##### Excerpted records

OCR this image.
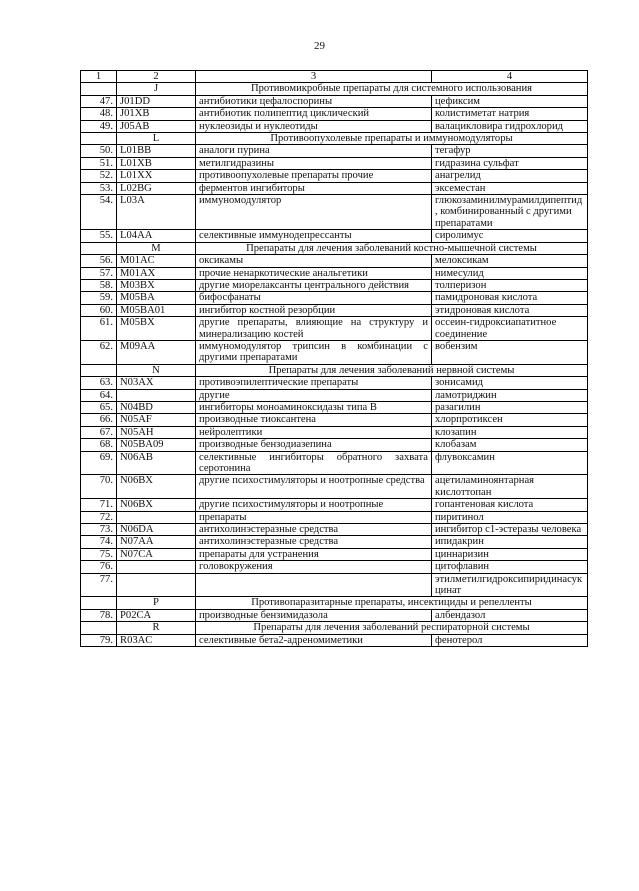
29
1	2	3	4
	J	Противомикробные препараты для системного использования	
47.	J01DD	антибиотики цефалоспорины	цефиксим
48.	J01XB	антибиотик полипептид циклический	колистиметат натрия
49.	J05AB	нуклеозиды и нуклеотиды	валацикловира гидрохлорид
	L	Противоопухолевые препараты и иммуномодуляторы	
50.	L01BB	аналоги пурина	тегафур
51.	L01XB	метилгидразины	гидразина сульфат
52.	L01XX	противоопухолевые препараты прочие	анагрелид
53.	L02BG	ферментов ингибиторы	эксеместан
54.	L03A	иммуномодулятор	глюкозаминилмурамилдипептид, комбинированный с другими препаратами
55.	L04AA	селективные иммунодепрессанты	сиролимус
	M	Препараты для лечения заболеваний костно-мышечной системы	
56.	M01AC	оксикамы	мелоксикам
57.	M01AX	прочие ненаркотические анальгетики	нимесулид
58.	M03BX	другие миорелаксанты центрального действия	толперизон
59.	M05BA	бифосфанаты	памидроновая кислота
60.	M05BA01	ингибитор костной резорбции	этидроновая кислота
61.	M05BX	другие препараты, влияющие на структуру и минерализацию костей	оссеин-гидроксиапатитное соединение
62.	M09AA	иммуномодулятор трипсин в комбинации с другими препаратами	вобензим
	N	Препараты для лечения заболеваний нервной системы	
63.	N03AX	противоэпилептические препараты	зонисамид
64.		другие	ламотриджин
65.	N04BD	ингибиторы моноаминоксидазы типа В	разагилин
66.	N05AF	производные тиоксантена	хлорпротиксен
67.	N05AH	нейролептики	клозапин
68.	N05BA09	производные бензодиазепина	клобазам
69.	N06AB	селективные ингибиторы обратного захвата серотонина	флувоксамин
70.	N06BX	другие психостимуляторы и ноотропные средства	ацетиламиноянтарная кислоттопан
71.	N06BX	другие психостимуляторы и ноотропные	гопантеновая кислота
72.		препараты	пиритинол
73.	N06DA	антихолинэстеразные средства	ингибитор с1-эстеразы человека
74.	N07AA	антихолинэстеразные средства	ипидакрин
75.	N07CA	препараты для устранения	циннаризин
76.		головокружения	цитофлавин
77.			этилметилгидроксипиридинасукцинат
	P	Противопаразитарные препараты, инсектициды и репелленты	
78.	P02CA	производные бензимидазола	албендазол
	R	Препараты для лечения заболеваний респираторной системы	
79.	R03AC	селективные бета2-адреномиметики	фенотерол
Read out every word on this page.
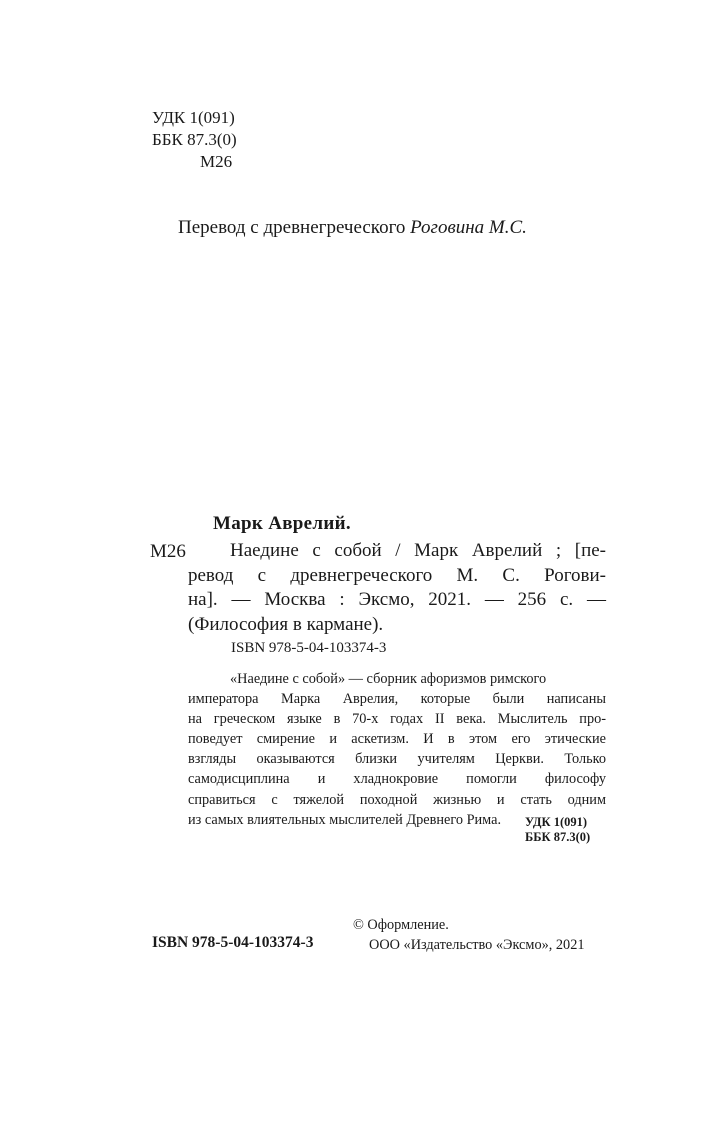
УДК 1(091)
ББК 87.3(0)
М26
Перевод с древнегреческого Роговина М.С.
Марк Аврелий.
М26	Наедине с собой / Марк Аврелий ; [пе-
ревод с древнегреческого М. С. Рогови-
на]. — Москва : Эксмо, 2021. — 256 с. —
(Философия в кармане).
ISBN 978-5-04-103374-3
«Наедине с собой» — сборник афоризмов римского
императора Марка Аврелия, которые были написаны
на греческом языке в 70-х годах II века. Мыслитель про-
поведует смирение и аскетизм. И в этом его этические
взгляды оказываются близки учителям Церкви. Только
самодисциплина и хладнокровие помогли философу
справиться с тяжелой походной жизнью и стать одним
из самых влиятельных мыслителей Древнего Рима.	УДК 1(091)
ББК 87.3(0)
ISBN 978-5-04-103374-3
© Оформление.
ООО «Издательство «Эксмо», 2021
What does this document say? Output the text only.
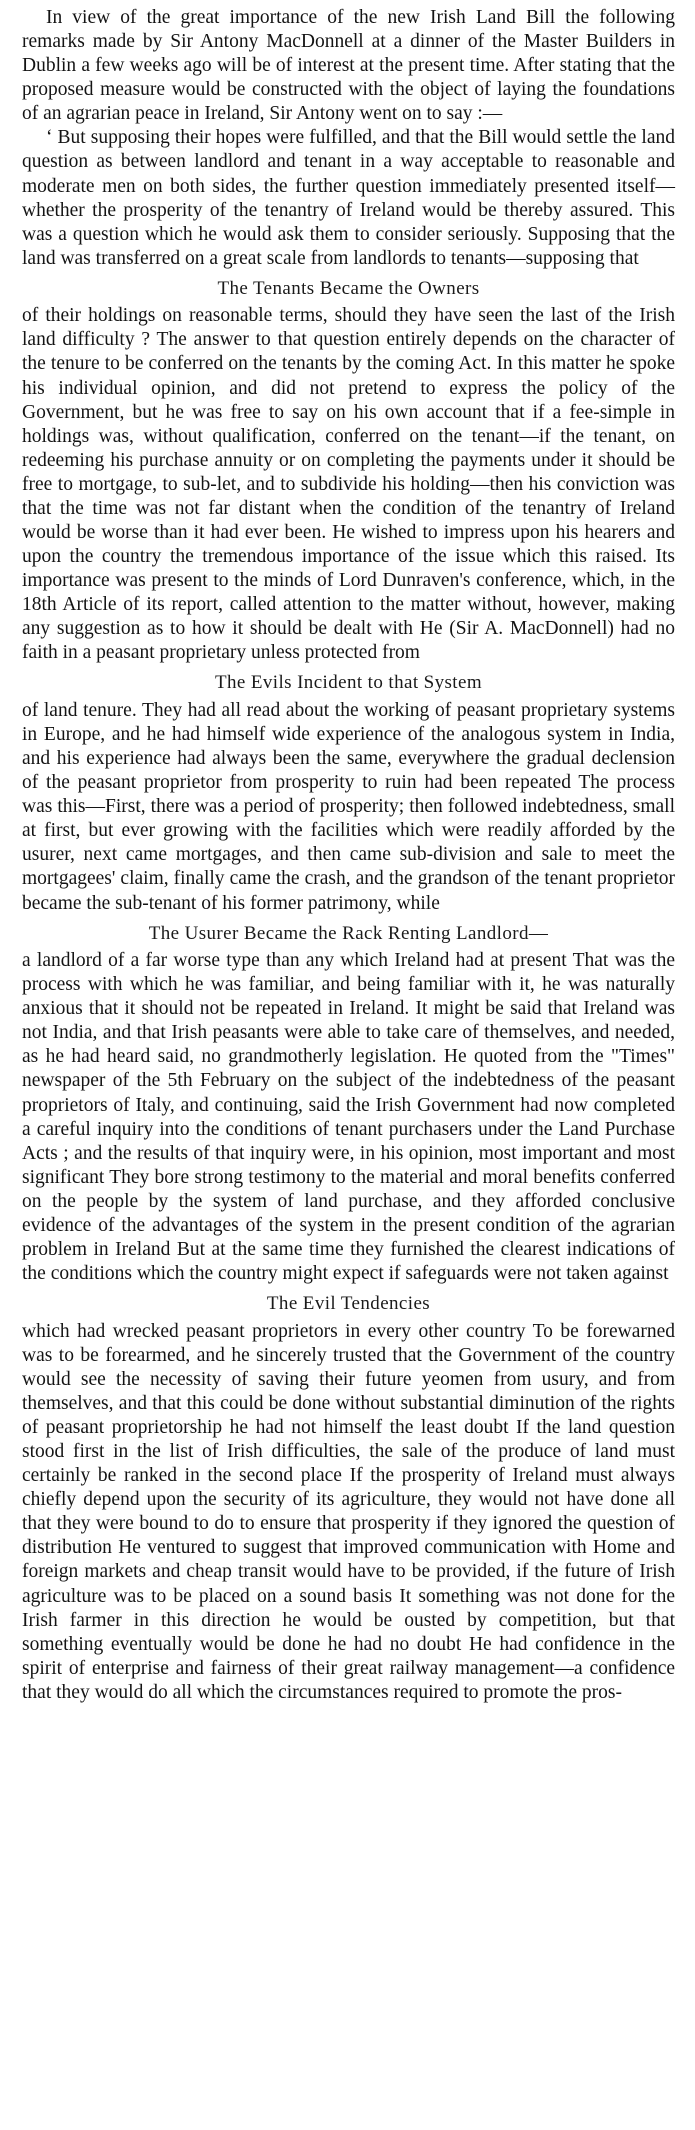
In view of the great importance of the new Irish Land Bill the following remarks made by Sir Antony MacDonnell at a dinner of the Master Builders in Dublin a few weeks ago will be of interest at the present time. After stating that the proposed measure would be constructed with the object of laying the foundations of an agrarian peace in Ireland, Sir Antony went on to say :—

‘ But supposing their hopes were fulfilled, and that the Bill would settle the land question as between landlord and tenant in a way acceptable to reasonable and moderate men on both sides, the further question immediately presented itself—whether the prosperity of the tenantry of Ireland would be thereby assured. This was a question which he would ask them to consider seriously. Supposing that the land was transferred on a great scale from landlords to tenants—supposing that

The Tenants Became the Owners

of their holdings on reasonable terms, should they have seen the last of the Irish land difficulty ? The answer to that question entirely depends on the character of the tenure to be conferred on the tenants by the coming Act. In this matter he spoke his individual opinion, and did not pretend to express the policy of the Government, but he was free to say on his own account that if a fee-simple in holdings was, without qualification, conferred on the tenant—if the tenant, on redeeming his purchase annuity or on completing the payments under it should be free to mortgage, to sub-let, and to subdivide his holding—then his conviction was that the time was not far distant when the condition of the tenantry of Ireland would be worse than it had ever been. He wished to impress upon his hearers and upon the country the tremendous importance of the issue which this raised. Its importance was present to the minds of Lord Dunraven's conference, which, in the 18th Article of its report, called attention to the matter without, however, making any suggestion as to how it should be dealt with He (Sir A. MacDonnell) had no faith in a peasant proprietary unless protected from

The Evils Incident to that System

of land tenure. They had all read about the working of peasant proprietary systems in Europe, and he had himself wide experience of the analogous system in India, and his experience had always been the same, everywhere the gradual declension of the peasant proprietor from prosperity to ruin had been repeated The process was this—First, there was a period of prosperity; then followed indebtedness, small at first, but ever growing with the facilities which were readily afforded by the usurer, next came mortgages, and then came sub-division and sale to meet the mortgagees' claim, finally came the crash, and the grandson of the tenant proprietor became the sub-tenant of his former patrimony, while

The Usurer Became the Rack Renting Landlord—

a landlord of a far worse type than any which Ireland had at present That was the process with which he was familiar, and being familiar with it, he was naturally anxious that it should not be repeated in Ireland. It might be said that Ireland was not India, and that Irish peasants were able to take care of themselves, and needed, as he had heard said, no grandmotherly legislation. He quoted from the "Times" newspaper of the 5th February on the subject of the indebtedness of the peasant proprietors of Italy, and continuing, said the Irish Government had now completed a careful inquiry into the conditions of tenant purchasers under the Land Purchase Acts ; and the results of that inquiry were, in his opinion, most important and most significant They bore strong testimony to the material and moral benefits conferred on the people by the system of land purchase, and they afforded conclusive evidence of the advantages of the system in the present condition of the agrarian problem in Ireland But at the same time they furnished the clearest indications of the conditions which the country might expect if safeguards were not taken against

The Evil Tendencies

which had wrecked peasant proprietors in every other country To be forewarned was to be forearmed, and he sincerely trusted that the Government of the country would see the necessity of saving their future yeomen from usury, and from themselves, and that this could be done without substantial diminution of the rights of peasant proprietorship he had not himself the least doubt If the land question stood first in the list of Irish difficulties, the sale of the produce of land must certainly be ranked in the second place If the prosperity of Ireland must always chiefly depend upon the security of its agriculture, they would not have done all that they were bound to do to ensure that prosperity if they ignored the question of distribution He ventured to suggest that improved communication with Home and foreign markets and cheap transit would have to be provided, if the future of Irish agriculture was to be placed on a sound basis It something was not done for the Irish farmer in this direction he would be ousted by competition, but that something eventually would be done he had no doubt He had confidence in the spirit of enterprise and fairness of their great railway management—a confidence that they would do all which the circumstances required to promote the pros-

##########

▸ **Exercise**: Without including the pictures, return each record above exactly as it stands.

▸ **The response**:
OCR this image.
29
1	2	3	4
	J	Противомикробные препараты для системного использования	
47.	J01DD	антибиотики цефалоспорины	цефиксим
48.	J01XB	антибиотик полипептид циклический	колистиметат натрия
49.	J05AB	нуклеозиды и нуклеотиды	валацикловира гидрохлорид
	L	Противоопухолевые препараты и иммуномодуляторы	
50.	L01BB	аналоги пурина	тегафур
51.	L01XB	метилгидразины	гидразина сульфат
52.	L01XX	противоопухолевые препараты прочие	анагрелид
53.	L02BG	ферментов ингибиторы	эксеместан
54.	L03A	иммуномодулятор	глюкозаминилмурамилдипептид, комбинированный с другими препаратами
55.	L04AA	селективные иммунодепрессанты	сиролимус
	M	Препараты для лечения заболеваний костно-мышечной системы	
56.	M01AC	оксикамы	мелоксикам
57.	M01AX	прочие ненаркотические анальгетики	нимесулид
58.	M03BX	другие миорелаксанты центрального действия	толперизон
59.	M05BA	бифосфанаты	памидроновая кислота
60.	M05BA01	ингибитор костной резорбции	этидроновая кислота
61.	M05BX	другие препараты, влияющие на структуру и минерализацию костей	оссеин-гидроксиапатитное соединение
62.	M09AA	иммуномодулятор трипсин в комбинации с другими препаратами	вобензим
	N	Препараты для лечения заболеваний нервной системы	
63.	N03AX	противоэпилептические препараты	зонисамид
64.		другие	ламотриджин
65.	N04BD	ингибиторы моноаминоксидазы типа В	разагилин
66.	N05AF	производные тиоксантена	хлорпротиксен
67.	N05AH	нейролептики	клозапин
68.	N05BA09	производные бензодиазепина	клобазам
69.	N06AB	селективные ингибиторы обратного захвата серотонина	флувоксамин
70.	N06BX	другие психостимуляторы и ноотропные средства	ацетиламиноянтарная кислоттопан
71.	N06BX	другие психостимуляторы и ноотропные	гопантеновая кислота
72.		препараты	пиритинол
73.	N06DA	антихолинэстеразные средства	ингибитор с1-эстеразы человека
74.	N07AA	антихолинэстеразные средства	ипидакрин
75.	N07CA	препараты для устранения	циннаризин
76.		головокружения	цитофлавин
77.			этилметилгидроксипиридинасукцинат
	P	Противопаразитарные препараты, инсектициды и репелленты	
78.	P02CA	производные бензимидазола	албендазол
	R	Препараты для лечения заболеваний респираторной системы	
79.	R03AC	селективные бета2-адреномиметики	фенотерол
Read out every word on this page.
УДК 1(091)
ББК 87.3(0)
М26
Перевод с древнегреческого Роговина М.С.
Марк Аврелий.
М26	Наедине с собой / Марк Аврелий ; [пе-
ревод с древнегреческого М. С. Рогови-
на]. — Москва : Эксмо, 2021. — 256 с. —
(Философия в кармане).
ISBN 978-5-04-103374-3
«Наедине с собой» — сборник афоризмов римского
императора Марка Аврелия, которые были написаны
на греческом языке в 70-х годах II века. Мыслитель про-
поведует смирение и аскетизм. И в этом его этические
взгляды оказываются близки учителям Церкви. Только
самодисциплина и хладнокровие помогли философу
справиться с тяжелой походной жизнью и стать одним
из самых влиятельных мыслителей Древнего Рима.	УДК 1(091)
ББК 87.3(0)
ISBN 978-5-04-103374-3
© Оформление.
ООО «Издательство «Эксмо», 2021
What does this document say? Output the text only.
In view of the great importance of the new Irish Land Bill the following remarks made by Sir Antony MacDonnell at a dinner of the Master Builders in Dublin a few weeks ago will be of interest at the present time. After stating that the proposed measure would be constructed with the object of laying the foundations of an agrarian peace in Ireland, Sir Antony went on to say :—

‘ But supposing their hopes were fulfilled, and that the Bill would settle the land question as between landlord and tenant in a way acceptable to reasonable and moderate men on both sides, the further question immediately presented itself—whether the prosperity of the tenantry of Ireland would be thereby assured. This was a question which he would ask them to consider seriously. Supposing that the land was transferred on a great scale from landlords to tenants—supposing that

The Tenants Became the Owners

of their holdings on reasonable terms, should they have seen the last of the Irish land difficulty ? The answer to that question entirely depends on the character of the tenure to be conferred on the tenants by the coming Act. In this matter he spoke his individual opinion, and did not pretend to express the policy of the Government, but he was free to say on his own account that if a fee-simple in holdings was, without qualification, conferred on the tenant—if the tenant, on redeeming his purchase annuity or on completing the payments under it should be free to mortgage, to sub-let, and to subdivide his holding—then his conviction was that the time was not far distant when the condition of the tenantry of Ireland would be worse than it had ever been. He wished to impress upon his hearers and upon the country the tremendous importance of the issue which this raised. Its importance was present to the minds of Lord Dunraven's conference, which, in the 18th Article of its report, called attention to the matter without, however, making any suggestion as to how it should be dealt with He (Sir A. MacDonnell) had no faith in a peasant proprietary unless protected from

The Evils Incident to that System

of land tenure. They had all read about the working of peasant proprietary systems in Europe, and he had himself wide experience of the analogous system in India, and his experience had always been the same, everywhere the gradual declension of the peasant proprietor from prosperity to ruin had been repeated The process was this—First, there was a period of prosperity; then followed indebtedness, small at first, but ever growing with the facilities which were readily afforded by the usurer, next came mortgages, and then came sub-division and sale to meet the mortgagees' claim, finally came the crash, and the grandson of the tenant proprietor became the sub-tenant of his former patrimony, while

The Usurer Became the Rack Renting Landlord—

a landlord of a far worse type than any which Ireland had at present That was the process with which he was familiar, and being familiar with it, he was naturally anxious that it should not be repeated in Ireland. It might be said that Ireland was not India, and that Irish peasants were able to take care of themselves, and needed, as he had heard said, no grandmotherly legislation. He quoted from the "Times" newspaper of the 5th February on the subject of the indebtedness of the peasant proprietors of Italy, and continuing, said the Irish Government had now completed a careful inquiry into the conditions of tenant purchasers under the Land Purchase Acts ; and the results of that inquiry were, in his opinion, most important and most significant They bore strong testimony to the material and moral benefits conferred on the people by the system of land purchase, and they afforded conclusive evidence of the advantages of the system in the present condition of the agrarian problem in Ireland But at the same time they furnished the clearest indications of the conditions which the country might expect if safeguards were not taken against

The Evil Tendencies

which had wrecked peasant proprietors in every other country To be forewarned was to be forearmed, and he sincerely trusted that the Government of the country would see the necessity of saving their future yeomen from usury, and from themselves, and that this could be done without substantial diminution of the rights of peasant proprietorship he had not himself the least doubt If the land question stood first in the list of Irish difficulties, the sale of the produce of land must certainly be ranked in the second place If the prosperity of Ireland must always chiefly depend upon the security of its agriculture, they would not have done all that they were bound to do to ensure that prosperity if they ignored the question of distribution He ventured to suggest that improved communication with Home and foreign markets and cheap transit would have to be provided, if the future of Irish agriculture was to be placed on a sound basis It something was not done for the Irish farmer in this direction he would be ousted by competition, but that something eventually would be done he had no doubt He had confidence in the spirit of enterprise and fairness of their great railway management—a confidence that they would do all which the circumstances required to promote the pros-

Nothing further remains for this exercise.